BEGIN Record set

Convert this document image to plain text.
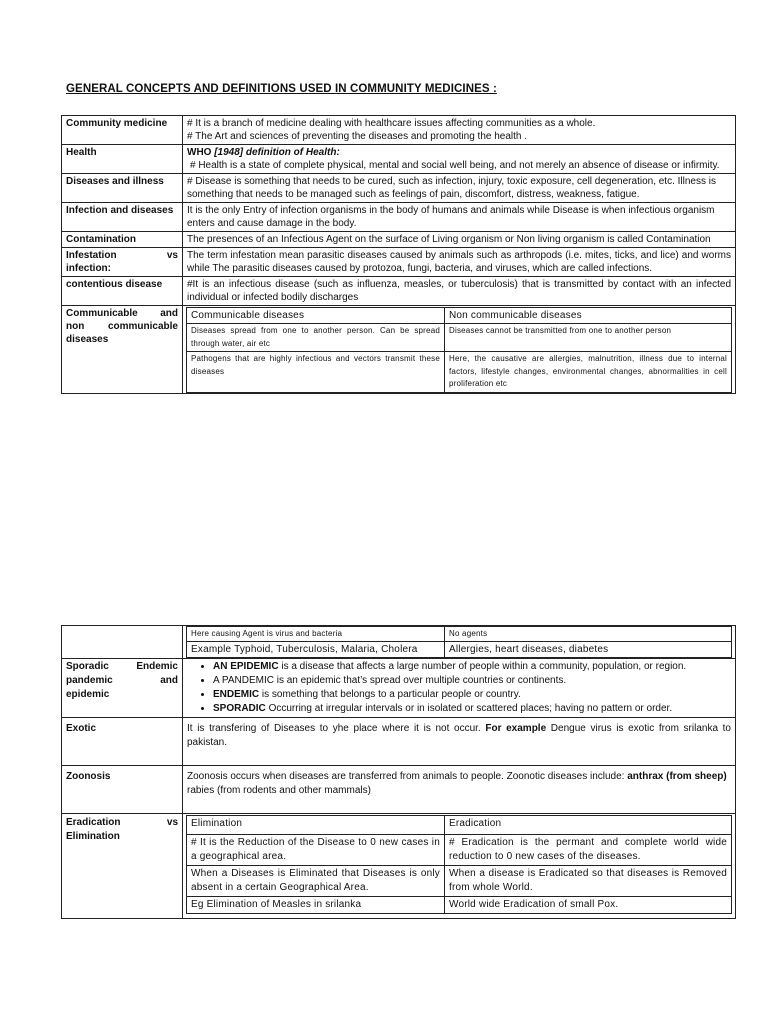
GENERAL CONCEPTS AND DEFINITIONS USED IN COMMUNITY MEDICINES :
Community medicine	# It is a branch of medicine dealing with healthcare issues affecting communities as a whole.
# The Art and sciences of preventing the diseases and promoting the health .

Health	WHO [1948] definition of Health:
# Health is a state of complete physical, mental and social well being, and not merely an absence of disease or infirmity.

Diseases and illness	# Disease is something that needs to be cured, such as infection, injury, toxic exposure, cell degeneration, etc. Illness is something that needs to be managed such as feelings of pain, discomfort, distress, weakness, fatigue.
Infection and diseases	It is the only Entry of infection organisms in the body of humans and animals while Disease is when infectious organism enters and cause damage in the body.
Contamination	The presences of an Infectious Agent on the surface of Living organism or Non living organism is called Contamination
Infestation vs infection:	The term infestation mean parasitic diseases caused by animals such as arthropods (i.e. mites, ticks, and lice) and worms while The parasitic diseases caused by protozoa, fungi, bacteria, and viruses, which are called infections.
contentious disease	#It is an infectious disease (such as influenza, measles, or tuberculosis) that is transmitted by contact with an infected individual or infected bodily discharges
Communicable and non communicable diseases	
Communicable diseases	Non communicable diseases
Diseases spread from one to another person. Can be spread through water, air etc	Diseases cannot be transmitted from one to another person
Pathogens that are highly infectious and vectors transmit these diseases	Here, the causative are allergies, malnutrition, illness due to internal factors, lifestyle changes, environmental changes, abnormalities in cell proliferation etc

Here causing Agent is virus and bacteria	No agents
Example Typhoid, Tuberculosis, Malaria, Cholera	Allergies, heart diseases, diabetes

Sporadic Endemic pandemic and epidemic	
• AN EPIDEMIC is a disease that affects a large number of people within a community, population, or region.
• A PANDEMIC is an epidemic that’s spread over multiple countries or continents.
• ENDEMIC is something that belongs to a particular people or country.
• SPORADIC Occurring at irregular intervals or in isolated or scattered places; having no pattern or order.

Exotic	It is transfering of Diseases to yhe place where it is not occur. For example Dengue virus is exotic from srilanka to pakistan.

Zoonosis	Zoonosis occurs when diseases are transferred from animals to people. Zoonotic diseases include: anthrax (from sheep) rabies (from rodents and other mammals)

Eradication vs Elimination	
Elimination	Eradication
# It is the Reduction of the Disease to 0 new cases in a geographical area.	# Eradication is the permant and complete world wide reduction to 0 new cases of the diseases.
When a Diseases is Eliminated that Diseases is only absent in a certain Geographical Area.	When a disease is Eradicated so that diseases is Removed from whole World.
Eg Elimination of Measles in srilanka	World wide Eradication of small Pox.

END Record set

§ **What the task requires**
Reproduce each line of the material containing the word "wide".

§ **Response**
# It is the Reduction of the Disease to 0 new cases in a geographical area.	# Eradication is the permant and complete world wide reduction to 0 new cases of the diseases.
Eg Elimination of Measles in srilanka	World wide Eradication of small Pox.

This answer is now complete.